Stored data
= = =
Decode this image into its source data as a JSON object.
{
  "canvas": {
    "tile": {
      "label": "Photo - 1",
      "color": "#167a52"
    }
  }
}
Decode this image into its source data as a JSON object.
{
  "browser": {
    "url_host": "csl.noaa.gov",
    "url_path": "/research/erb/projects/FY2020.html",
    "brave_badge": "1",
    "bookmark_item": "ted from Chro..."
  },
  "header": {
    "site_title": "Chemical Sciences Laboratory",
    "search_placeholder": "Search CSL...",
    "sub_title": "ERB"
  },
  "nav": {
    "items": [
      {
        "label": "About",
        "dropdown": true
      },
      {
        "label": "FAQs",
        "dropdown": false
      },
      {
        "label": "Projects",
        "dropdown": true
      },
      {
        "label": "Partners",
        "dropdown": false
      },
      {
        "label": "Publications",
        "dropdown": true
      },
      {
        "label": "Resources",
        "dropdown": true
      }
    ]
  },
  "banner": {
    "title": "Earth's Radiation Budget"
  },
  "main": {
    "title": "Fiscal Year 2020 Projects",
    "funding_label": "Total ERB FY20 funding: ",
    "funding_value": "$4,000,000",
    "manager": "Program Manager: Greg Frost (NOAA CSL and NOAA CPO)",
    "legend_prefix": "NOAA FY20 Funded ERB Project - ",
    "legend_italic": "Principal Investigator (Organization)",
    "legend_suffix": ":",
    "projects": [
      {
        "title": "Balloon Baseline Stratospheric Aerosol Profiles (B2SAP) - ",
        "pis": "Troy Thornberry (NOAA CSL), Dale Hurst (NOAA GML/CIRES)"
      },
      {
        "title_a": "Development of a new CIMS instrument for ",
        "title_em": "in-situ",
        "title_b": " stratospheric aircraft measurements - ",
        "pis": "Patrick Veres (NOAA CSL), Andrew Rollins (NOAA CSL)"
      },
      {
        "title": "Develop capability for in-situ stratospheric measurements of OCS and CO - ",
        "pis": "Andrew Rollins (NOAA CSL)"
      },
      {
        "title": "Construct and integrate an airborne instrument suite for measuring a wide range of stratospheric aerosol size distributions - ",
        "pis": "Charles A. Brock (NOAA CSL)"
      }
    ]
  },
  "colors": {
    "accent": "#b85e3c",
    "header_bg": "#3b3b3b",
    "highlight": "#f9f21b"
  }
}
= = =
▸ What this task involves
Show all lines in the entries above where the string "measurements" appears.

▸ Full answer
        "title_b": " stratospheric aircraft measurements - ",
        "title": "Develop capability for in-situ stratospheric measurements of OCS and CO - ",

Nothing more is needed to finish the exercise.